## AIM
Copy out each line of the material below with no changes.

## Entries taken from a collection
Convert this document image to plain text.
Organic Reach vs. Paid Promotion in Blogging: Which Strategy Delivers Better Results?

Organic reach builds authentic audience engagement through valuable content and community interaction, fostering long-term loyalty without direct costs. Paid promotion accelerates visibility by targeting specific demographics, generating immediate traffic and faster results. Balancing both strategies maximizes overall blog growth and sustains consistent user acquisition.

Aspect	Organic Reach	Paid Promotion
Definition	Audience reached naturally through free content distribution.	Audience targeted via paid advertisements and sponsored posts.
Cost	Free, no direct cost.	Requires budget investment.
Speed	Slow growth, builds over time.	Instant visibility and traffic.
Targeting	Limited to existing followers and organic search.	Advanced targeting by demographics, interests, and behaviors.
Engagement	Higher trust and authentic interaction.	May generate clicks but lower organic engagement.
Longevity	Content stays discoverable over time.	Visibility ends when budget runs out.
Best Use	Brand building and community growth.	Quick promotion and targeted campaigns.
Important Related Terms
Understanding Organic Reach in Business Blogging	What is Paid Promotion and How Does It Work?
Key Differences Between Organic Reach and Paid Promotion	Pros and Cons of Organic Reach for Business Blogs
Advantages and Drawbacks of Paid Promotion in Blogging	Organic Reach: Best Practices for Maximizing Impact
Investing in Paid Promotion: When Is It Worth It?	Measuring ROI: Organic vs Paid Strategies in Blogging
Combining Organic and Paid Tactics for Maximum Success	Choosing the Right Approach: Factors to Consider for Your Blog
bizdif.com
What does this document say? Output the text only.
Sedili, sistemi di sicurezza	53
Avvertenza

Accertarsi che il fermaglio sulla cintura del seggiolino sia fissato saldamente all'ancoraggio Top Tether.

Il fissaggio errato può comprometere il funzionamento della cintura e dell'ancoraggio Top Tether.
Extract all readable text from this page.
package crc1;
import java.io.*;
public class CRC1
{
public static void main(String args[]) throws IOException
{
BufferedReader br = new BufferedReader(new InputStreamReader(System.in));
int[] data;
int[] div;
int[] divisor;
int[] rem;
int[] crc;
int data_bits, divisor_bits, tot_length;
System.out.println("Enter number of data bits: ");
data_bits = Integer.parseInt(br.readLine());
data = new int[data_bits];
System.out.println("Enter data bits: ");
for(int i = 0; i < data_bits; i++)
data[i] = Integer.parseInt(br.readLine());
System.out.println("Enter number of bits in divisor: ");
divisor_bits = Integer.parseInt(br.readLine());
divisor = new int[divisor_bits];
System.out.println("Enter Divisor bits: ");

## SOLUTION FOR THIS TASK
Convert this document image to plain text.
Organic Reach vs. Paid Promotion in Blogging: Which Strategy Delivers Better Results?

Organic reach builds authentic audience engagement through valuable content and community interaction, fostering long-term loyalty without direct costs. Paid promotion accelerates visibility by targeting specific demographics, generating immediate traffic and faster results. Balancing both strategies maximizes overall blog growth and sustains consistent user acquisition.

Aspect	Organic Reach	Paid Promotion
Definition	Audience reached naturally through free content distribution.	Audience targeted via paid advertisements and sponsored posts.
Cost	Free, no direct cost.	Requires budget investment.
Speed	Slow growth, builds over time.	Instant visibility and traffic.
Targeting	Limited to existing followers and organic search.	Advanced targeting by demographics, interests, and behaviors.
Engagement	Higher trust and authentic interaction.	May generate clicks but lower organic engagement.
Longevity	Content stays discoverable over time.	Visibility ends when budget runs out.
Best Use	Brand building and community growth.	Quick promotion and targeted campaigns.
Important Related Terms
Understanding Organic Reach in Business Blogging	What is Paid Promotion and How Does It Work?
Key Differences Between Organic Reach and Paid Promotion	Pros and Cons of Organic Reach for Business Blogs
Advantages and Drawbacks of Paid Promotion in Blogging	Organic Reach: Best Practices for Maximizing Impact
Investing in Paid Promotion: When Is It Worth It?	Measuring ROI: Organic vs Paid Strategies in Blogging
Combining Organic and Paid Tactics for Maximum Success	Choosing the Right Approach: Factors to Consider for Your Blog
bizdif.com
What does this document say? Output the text only.
Sedili, sistemi di sicurezza	53
Avvertenza

Accertarsi che il fermaglio sulla cintura del seggiolino sia fissato saldamente all'ancoraggio Top Tether.

Il fissaggio errato può comprometere il funzionamento della cintura e dell'ancoraggio Top Tether.
Extract all readable text from this page.
package crc1;
import java.io.*;
public class CRC1
{
public static void main(String args[]) throws IOException
{
BufferedReader br = new BufferedReader(new InputStreamReader(System.in));
int[] data;
int[] div;
int[] divisor;
int[] rem;
int[] crc;
int data_bits, divisor_bits, tot_length;
System.out.println("Enter number of data bits: ");
data_bits = Integer.parseInt(br.readLine());
data = new int[data_bits];
System.out.println("Enter data bits: ");
for(int i = 0; i < data_bits; i++)
data[i] = Integer.parseInt(br.readLine());
System.out.println("Enter number of bits in divisor: ");
divisor_bits = Integer.parseInt(br.readLine());
divisor = new int[divisor_bits];
System.out.println("Enter Divisor bits: ");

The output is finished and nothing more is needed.